— Begin STORED DATA —

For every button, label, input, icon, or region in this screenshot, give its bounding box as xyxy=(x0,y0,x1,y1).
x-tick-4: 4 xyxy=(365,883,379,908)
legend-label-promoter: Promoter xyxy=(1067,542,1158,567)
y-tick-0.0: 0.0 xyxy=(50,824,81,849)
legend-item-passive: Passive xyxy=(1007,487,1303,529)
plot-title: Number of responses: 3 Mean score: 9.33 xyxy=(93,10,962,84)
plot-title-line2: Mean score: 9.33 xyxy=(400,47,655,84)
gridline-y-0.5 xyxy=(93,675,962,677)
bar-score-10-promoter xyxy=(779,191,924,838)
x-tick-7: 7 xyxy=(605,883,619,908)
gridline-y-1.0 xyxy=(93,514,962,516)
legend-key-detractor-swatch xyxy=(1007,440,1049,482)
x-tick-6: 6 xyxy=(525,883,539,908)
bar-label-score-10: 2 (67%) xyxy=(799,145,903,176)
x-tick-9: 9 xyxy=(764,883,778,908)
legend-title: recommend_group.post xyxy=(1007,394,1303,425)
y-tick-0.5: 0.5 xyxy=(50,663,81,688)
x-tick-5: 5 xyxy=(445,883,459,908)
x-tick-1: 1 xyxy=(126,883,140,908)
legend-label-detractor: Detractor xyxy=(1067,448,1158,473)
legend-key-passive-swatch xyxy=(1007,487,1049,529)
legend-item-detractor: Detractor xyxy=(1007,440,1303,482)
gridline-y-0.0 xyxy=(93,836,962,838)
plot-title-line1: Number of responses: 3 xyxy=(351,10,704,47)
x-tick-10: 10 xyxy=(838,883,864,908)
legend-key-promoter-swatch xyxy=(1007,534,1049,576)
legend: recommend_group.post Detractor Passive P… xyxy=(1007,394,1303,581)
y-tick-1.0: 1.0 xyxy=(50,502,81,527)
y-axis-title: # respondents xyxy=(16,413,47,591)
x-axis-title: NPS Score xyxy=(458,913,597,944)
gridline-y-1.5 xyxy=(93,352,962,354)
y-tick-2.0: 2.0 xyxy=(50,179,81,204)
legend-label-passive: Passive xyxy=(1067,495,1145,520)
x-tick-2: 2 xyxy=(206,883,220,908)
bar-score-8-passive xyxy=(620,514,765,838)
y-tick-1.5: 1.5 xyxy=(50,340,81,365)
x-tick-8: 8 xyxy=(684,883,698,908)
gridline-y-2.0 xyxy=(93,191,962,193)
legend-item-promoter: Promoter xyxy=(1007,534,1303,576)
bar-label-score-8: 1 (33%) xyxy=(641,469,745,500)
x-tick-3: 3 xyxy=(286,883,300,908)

— End STORED DATA —

▶ _EXERCISE OBJECTIVE_: Rewrite all the entries above, replacing "Mean score" with "Average score" and leaving everything else unchanged.

▶ _WRITTEN REPLY_:
For every button, label, input, icon, or region in this screenshot, give its bounding box as xyxy=(x0,y0,x1,y1).
x-tick-4: 4 xyxy=(365,883,379,908)
legend-label-promoter: Promoter xyxy=(1067,542,1158,567)
y-tick-0.0: 0.0 xyxy=(50,824,81,849)
legend-item-passive: Passive xyxy=(1007,487,1303,529)
plot-title: Number of responses: 3 Average score: 9.33 xyxy=(93,10,962,84)
plot-title-line2: Average score: 9.33 xyxy=(400,47,655,84)
gridline-y-0.5 xyxy=(93,675,962,677)
bar-score-10-promoter xyxy=(779,191,924,838)
x-tick-7: 7 xyxy=(605,883,619,908)
gridline-y-1.0 xyxy=(93,514,962,516)
legend-key-detractor-swatch xyxy=(1007,440,1049,482)
x-tick-6: 6 xyxy=(525,883,539,908)
bar-label-score-10: 2 (67%) xyxy=(799,145,903,176)
x-tick-9: 9 xyxy=(764,883,778,908)
legend-title: recommend_group.post xyxy=(1007,394,1303,425)
y-tick-0.5: 0.5 xyxy=(50,663,81,688)
x-tick-5: 5 xyxy=(445,883,459,908)
x-tick-1: 1 xyxy=(126,883,140,908)
legend-label-detractor: Detractor xyxy=(1067,448,1158,473)
legend-key-passive-swatch xyxy=(1007,487,1049,529)
legend-item-detractor: Detractor xyxy=(1007,440,1303,482)
gridline-y-0.0 xyxy=(93,836,962,838)
plot-title-line1: Number of responses: 3 xyxy=(351,10,704,47)
x-tick-10: 10 xyxy=(838,883,864,908)
legend-key-promoter-swatch xyxy=(1007,534,1049,576)
legend: recommend_group.post Detractor Passive P… xyxy=(1007,394,1303,581)
y-tick-1.0: 1.0 xyxy=(50,502,81,527)
y-axis-title: # respondents xyxy=(16,413,47,591)
x-axis-title: NPS Score xyxy=(458,913,597,944)
gridline-y-1.5 xyxy=(93,352,962,354)
y-tick-2.0: 2.0 xyxy=(50,179,81,204)
legend-label-passive: Passive xyxy=(1067,495,1145,520)
x-tick-2: 2 xyxy=(206,883,220,908)
bar-score-8-passive xyxy=(620,514,765,838)
y-tick-1.5: 1.5 xyxy=(50,340,81,365)
x-tick-8: 8 xyxy=(684,883,698,908)
gridline-y-2.0 xyxy=(93,191,962,193)
legend-item-promoter: Promoter xyxy=(1007,534,1303,576)
bar-label-score-8: 1 (33%) xyxy=(641,469,745,500)
x-tick-3: 3 xyxy=(286,883,300,908)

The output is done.